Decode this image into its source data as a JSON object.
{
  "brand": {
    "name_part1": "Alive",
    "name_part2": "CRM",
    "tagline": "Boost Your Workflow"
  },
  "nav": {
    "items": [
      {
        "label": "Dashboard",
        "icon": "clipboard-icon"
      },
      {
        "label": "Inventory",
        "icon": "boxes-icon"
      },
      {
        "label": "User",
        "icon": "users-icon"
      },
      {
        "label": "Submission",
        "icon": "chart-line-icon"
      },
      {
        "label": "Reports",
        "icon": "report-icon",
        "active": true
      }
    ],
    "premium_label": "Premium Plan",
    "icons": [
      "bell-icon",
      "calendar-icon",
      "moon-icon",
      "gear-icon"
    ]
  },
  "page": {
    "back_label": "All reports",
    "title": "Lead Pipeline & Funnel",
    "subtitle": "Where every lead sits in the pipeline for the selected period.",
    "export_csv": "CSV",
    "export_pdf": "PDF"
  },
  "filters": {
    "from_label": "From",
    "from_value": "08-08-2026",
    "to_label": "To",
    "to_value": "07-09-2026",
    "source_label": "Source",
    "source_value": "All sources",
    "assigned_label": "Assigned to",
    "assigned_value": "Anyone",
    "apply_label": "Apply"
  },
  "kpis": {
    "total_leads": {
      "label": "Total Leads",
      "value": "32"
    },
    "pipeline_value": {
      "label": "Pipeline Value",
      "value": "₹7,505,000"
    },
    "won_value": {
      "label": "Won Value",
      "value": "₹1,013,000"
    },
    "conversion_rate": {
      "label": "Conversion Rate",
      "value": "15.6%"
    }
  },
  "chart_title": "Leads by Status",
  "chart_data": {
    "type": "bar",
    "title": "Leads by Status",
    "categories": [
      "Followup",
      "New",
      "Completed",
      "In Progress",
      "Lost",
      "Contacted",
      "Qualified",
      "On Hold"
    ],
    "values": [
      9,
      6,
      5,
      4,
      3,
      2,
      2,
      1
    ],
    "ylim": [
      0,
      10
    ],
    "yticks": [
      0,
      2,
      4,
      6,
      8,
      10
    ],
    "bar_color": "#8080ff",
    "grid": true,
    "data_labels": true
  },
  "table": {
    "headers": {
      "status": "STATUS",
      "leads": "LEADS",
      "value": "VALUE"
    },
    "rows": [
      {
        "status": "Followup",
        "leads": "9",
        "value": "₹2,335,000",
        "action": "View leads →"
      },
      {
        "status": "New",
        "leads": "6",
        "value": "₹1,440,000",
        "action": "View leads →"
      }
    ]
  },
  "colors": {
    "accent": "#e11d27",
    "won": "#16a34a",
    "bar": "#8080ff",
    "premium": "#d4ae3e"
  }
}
• • • • •
THE PROBLEM — Write out all the records above again, exactly as they stand.

RESULT FOR THIS EXERCISE —
Decode this image into its source data as a JSON object.
{
  "brand": {
    "name_part1": "Alive",
    "name_part2": "CRM",
    "tagline": "Boost Your Workflow"
  },
  "nav": {
    "items": [
      {
        "label": "Dashboard",
        "icon": "clipboard-icon"
      },
      {
        "label": "Inventory",
        "icon": "boxes-icon"
      },
      {
        "label": "User",
        "icon": "users-icon"
      },
      {
        "label": "Submission",
        "icon": "chart-line-icon"
      },
      {
        "label": "Reports",
        "icon": "report-icon",
        "active": true
      }
    ],
    "premium_label": "Premium Plan",
    "icons": [
      "bell-icon",
      "calendar-icon",
      "moon-icon",
      "gear-icon"
    ]
  },
  "page": {
    "back_label": "All reports",
    "title": "Lead Pipeline & Funnel",
    "subtitle": "Where every lead sits in the pipeline for the selected period.",
    "export_csv": "CSV",
    "export_pdf": "PDF"
  },
  "filters": {
    "from_label": "From",
    "from_value": "08-08-2026",
    "to_label": "To",
    "to_value": "07-09-2026",
    "source_label": "Source",
    "source_value": "All sources",
    "assigned_label": "Assigned to",
    "assigned_value": "Anyone",
    "apply_label": "Apply"
  },
  "kpis": {
    "total_leads": {
      "label": "Total Leads",
      "value": "32"
    },
    "pipeline_value": {
      "label": "Pipeline Value",
      "value": "₹7,505,000"
    },
    "won_value": {
      "label": "Won Value",
      "value": "₹1,013,000"
    },
    "conversion_rate": {
      "label": "Conversion Rate",
      "value": "15.6%"
    }
  },
  "chart_title": "Leads by Status",
  "chart_data": {
    "type": "bar",
    "title": "Leads by Status",
    "categories": [
      "Followup",
      "New",
      "Completed",
      "In Progress",
      "Lost",
      "Contacted",
      "Qualified",
      "On Hold"
    ],
    "values": [
      9,
      6,
      5,
      4,
      3,
      2,
      2,
      1
    ],
    "ylim": [
      0,
      10
    ],
    "yticks": [
      0,
      2,
      4,
      6,
      8,
      10
    ],
    "bar_color": "#8080ff",
    "grid": true,
    "data_labels": true
  },
  "table": {
    "headers": {
      "status": "STATUS",
      "leads": "LEADS",
      "value": "VALUE"
    },
    "rows": [
      {
        "status": "Followup",
        "leads": "9",
        "value": "₹2,335,000",
        "action": "View leads →"
      },
      {
        "status": "New",
        "leads": "6",
        "value": "₹1,440,000",
        "action": "View leads →"
      }
    ]
  },
  "colors": {
    "accent": "#e11d27",
    "won": "#16a34a",
    "bar": "#8080ff",
    "premium": "#d4ae3e"
  }
}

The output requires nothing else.